- **Requirement**:
Across the listing below, count the lines that mention the string "this". Reply with the figure only.

- **Input data**:
——
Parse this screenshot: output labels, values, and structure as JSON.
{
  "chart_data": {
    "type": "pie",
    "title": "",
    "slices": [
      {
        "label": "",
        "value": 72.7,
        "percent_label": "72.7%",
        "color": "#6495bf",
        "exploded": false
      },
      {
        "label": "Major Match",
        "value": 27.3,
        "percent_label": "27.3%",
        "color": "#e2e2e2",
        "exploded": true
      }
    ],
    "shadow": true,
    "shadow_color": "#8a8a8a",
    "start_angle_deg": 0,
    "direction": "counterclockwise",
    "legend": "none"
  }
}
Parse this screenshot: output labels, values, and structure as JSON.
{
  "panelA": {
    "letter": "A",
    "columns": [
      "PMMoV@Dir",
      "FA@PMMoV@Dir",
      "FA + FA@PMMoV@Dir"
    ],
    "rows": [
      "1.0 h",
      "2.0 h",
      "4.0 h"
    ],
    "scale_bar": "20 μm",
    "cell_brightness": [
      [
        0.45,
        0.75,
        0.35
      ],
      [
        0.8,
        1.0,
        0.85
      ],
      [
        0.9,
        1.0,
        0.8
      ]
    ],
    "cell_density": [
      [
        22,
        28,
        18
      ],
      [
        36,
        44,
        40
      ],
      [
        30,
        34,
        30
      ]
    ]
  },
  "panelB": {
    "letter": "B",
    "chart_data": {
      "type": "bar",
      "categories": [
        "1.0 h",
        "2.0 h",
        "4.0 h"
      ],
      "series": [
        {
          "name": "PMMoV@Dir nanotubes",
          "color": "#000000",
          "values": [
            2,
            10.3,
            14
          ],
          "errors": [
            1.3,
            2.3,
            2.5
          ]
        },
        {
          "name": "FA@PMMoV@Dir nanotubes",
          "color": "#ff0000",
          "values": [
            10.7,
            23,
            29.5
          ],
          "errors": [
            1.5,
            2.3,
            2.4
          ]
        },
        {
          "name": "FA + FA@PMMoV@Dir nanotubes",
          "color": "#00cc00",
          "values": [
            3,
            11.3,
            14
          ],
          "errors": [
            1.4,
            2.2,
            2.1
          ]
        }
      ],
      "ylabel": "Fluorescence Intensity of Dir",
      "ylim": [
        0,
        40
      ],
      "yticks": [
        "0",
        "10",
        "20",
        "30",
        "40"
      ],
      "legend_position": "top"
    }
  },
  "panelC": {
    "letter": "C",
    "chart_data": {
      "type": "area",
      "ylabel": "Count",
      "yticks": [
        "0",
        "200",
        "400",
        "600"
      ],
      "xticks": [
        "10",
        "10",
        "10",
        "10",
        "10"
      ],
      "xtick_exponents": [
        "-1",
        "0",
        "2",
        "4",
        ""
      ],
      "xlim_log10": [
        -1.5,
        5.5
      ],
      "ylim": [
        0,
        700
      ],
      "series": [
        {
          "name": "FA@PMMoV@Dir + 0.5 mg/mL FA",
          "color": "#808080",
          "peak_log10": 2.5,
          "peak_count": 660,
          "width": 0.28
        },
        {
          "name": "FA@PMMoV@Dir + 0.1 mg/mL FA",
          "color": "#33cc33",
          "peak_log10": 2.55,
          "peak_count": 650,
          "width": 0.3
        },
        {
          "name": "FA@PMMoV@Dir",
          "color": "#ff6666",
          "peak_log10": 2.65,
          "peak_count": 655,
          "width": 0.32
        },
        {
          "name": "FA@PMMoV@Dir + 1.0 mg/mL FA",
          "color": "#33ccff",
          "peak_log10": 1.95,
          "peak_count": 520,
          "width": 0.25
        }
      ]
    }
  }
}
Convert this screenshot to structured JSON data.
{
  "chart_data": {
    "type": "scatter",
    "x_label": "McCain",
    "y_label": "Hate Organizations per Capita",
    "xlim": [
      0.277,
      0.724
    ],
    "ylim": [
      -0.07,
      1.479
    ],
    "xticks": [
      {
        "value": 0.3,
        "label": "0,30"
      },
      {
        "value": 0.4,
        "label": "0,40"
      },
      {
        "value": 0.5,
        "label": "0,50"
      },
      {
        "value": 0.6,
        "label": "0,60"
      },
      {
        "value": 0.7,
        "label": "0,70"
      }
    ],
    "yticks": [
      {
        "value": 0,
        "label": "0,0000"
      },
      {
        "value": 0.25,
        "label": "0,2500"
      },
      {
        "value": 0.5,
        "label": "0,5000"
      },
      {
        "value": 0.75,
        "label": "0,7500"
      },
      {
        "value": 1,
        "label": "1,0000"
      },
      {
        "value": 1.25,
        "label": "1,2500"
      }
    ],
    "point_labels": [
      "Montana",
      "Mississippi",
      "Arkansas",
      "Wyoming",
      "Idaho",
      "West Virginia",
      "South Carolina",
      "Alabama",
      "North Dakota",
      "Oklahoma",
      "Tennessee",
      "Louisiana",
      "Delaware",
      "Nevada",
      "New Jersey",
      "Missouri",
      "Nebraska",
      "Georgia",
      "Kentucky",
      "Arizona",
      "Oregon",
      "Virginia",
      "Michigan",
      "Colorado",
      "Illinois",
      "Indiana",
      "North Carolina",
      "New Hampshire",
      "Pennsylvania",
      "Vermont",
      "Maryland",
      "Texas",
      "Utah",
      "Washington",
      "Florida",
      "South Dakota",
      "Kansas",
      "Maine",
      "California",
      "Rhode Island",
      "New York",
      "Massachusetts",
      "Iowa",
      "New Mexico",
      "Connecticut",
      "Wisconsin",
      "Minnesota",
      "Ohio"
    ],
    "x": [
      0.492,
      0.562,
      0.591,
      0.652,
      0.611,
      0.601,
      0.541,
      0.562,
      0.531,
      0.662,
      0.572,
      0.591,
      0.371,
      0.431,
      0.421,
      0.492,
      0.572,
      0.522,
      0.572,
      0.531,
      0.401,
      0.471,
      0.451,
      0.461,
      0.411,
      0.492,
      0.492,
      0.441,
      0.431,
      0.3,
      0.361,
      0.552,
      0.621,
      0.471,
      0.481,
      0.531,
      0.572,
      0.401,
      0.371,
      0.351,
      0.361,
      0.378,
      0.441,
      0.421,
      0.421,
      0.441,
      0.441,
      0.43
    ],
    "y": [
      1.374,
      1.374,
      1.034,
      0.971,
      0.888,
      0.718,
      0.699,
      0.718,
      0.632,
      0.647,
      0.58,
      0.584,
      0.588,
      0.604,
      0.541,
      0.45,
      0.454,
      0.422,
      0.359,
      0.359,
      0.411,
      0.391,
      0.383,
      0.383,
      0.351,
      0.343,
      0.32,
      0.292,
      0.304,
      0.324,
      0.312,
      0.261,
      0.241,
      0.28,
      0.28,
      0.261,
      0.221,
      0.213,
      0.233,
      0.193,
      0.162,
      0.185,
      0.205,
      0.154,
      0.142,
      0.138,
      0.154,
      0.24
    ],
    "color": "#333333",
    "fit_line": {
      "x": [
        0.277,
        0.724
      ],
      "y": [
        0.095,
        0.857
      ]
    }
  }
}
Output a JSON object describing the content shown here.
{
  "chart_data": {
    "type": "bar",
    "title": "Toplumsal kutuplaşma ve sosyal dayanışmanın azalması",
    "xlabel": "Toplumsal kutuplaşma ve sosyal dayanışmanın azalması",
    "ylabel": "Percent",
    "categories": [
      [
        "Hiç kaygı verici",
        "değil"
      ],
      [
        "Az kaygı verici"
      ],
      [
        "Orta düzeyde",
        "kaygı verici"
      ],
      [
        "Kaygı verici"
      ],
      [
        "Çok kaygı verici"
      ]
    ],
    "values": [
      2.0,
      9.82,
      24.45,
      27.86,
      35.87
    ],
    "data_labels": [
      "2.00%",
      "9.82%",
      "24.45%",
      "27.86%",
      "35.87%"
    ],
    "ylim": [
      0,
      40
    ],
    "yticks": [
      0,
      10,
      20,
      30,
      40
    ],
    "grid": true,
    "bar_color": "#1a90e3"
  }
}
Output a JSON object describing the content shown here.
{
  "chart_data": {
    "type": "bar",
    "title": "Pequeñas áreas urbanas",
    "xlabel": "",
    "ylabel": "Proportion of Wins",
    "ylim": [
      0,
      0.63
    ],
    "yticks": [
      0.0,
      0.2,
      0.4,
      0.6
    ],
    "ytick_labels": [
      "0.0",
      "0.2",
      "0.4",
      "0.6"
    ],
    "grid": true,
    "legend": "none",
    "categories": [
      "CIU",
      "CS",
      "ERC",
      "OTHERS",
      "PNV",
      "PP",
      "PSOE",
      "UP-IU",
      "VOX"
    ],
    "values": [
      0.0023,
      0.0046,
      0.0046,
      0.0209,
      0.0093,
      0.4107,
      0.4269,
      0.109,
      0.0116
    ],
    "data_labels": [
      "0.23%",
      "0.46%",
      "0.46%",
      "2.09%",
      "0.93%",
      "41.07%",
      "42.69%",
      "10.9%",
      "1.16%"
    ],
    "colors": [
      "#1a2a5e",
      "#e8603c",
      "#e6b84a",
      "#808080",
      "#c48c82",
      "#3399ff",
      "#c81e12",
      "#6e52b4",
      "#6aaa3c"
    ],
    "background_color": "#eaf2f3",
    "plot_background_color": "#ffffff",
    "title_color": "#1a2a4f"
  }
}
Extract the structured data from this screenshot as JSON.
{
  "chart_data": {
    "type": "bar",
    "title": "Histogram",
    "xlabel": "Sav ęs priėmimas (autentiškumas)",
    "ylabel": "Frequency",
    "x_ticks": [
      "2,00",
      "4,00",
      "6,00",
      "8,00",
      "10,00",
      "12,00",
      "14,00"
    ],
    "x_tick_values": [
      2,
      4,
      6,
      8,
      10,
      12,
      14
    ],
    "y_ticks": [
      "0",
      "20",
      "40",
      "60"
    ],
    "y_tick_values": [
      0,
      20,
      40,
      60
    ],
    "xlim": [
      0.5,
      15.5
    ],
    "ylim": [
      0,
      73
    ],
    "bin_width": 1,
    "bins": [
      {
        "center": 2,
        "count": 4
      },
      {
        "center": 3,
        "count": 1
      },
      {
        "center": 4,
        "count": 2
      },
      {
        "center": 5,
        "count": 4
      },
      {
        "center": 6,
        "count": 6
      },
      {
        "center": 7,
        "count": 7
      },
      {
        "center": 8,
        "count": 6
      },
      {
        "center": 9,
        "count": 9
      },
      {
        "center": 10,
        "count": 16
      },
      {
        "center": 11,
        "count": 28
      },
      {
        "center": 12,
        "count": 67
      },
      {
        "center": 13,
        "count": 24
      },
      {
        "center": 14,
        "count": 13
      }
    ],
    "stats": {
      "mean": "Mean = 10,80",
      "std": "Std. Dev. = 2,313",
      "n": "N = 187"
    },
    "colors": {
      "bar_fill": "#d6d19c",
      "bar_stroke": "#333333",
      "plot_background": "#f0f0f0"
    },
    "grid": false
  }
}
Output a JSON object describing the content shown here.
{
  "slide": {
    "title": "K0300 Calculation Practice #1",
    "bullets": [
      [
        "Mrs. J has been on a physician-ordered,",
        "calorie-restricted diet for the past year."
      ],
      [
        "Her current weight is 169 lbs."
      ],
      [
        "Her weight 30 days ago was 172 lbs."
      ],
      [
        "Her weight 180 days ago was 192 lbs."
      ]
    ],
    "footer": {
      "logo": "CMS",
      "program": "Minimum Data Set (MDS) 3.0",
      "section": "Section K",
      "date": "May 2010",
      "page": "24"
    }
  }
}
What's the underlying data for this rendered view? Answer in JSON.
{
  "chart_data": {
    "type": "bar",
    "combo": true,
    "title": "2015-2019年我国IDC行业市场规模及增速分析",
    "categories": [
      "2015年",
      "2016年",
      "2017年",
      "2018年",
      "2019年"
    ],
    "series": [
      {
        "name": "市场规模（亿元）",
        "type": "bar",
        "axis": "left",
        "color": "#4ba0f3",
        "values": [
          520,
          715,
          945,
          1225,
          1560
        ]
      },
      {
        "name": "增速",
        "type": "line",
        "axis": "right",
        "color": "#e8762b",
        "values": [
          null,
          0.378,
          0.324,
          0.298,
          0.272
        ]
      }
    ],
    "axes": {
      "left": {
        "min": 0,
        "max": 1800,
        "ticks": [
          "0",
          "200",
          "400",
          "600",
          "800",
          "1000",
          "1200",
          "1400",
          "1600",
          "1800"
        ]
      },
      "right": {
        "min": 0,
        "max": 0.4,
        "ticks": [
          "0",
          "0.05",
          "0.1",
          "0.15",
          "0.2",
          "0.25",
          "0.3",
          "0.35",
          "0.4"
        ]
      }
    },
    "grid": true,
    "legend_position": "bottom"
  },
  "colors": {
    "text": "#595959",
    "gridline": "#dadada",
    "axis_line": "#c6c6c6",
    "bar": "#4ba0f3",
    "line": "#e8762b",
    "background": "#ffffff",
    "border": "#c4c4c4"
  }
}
——
- **Task response**:
5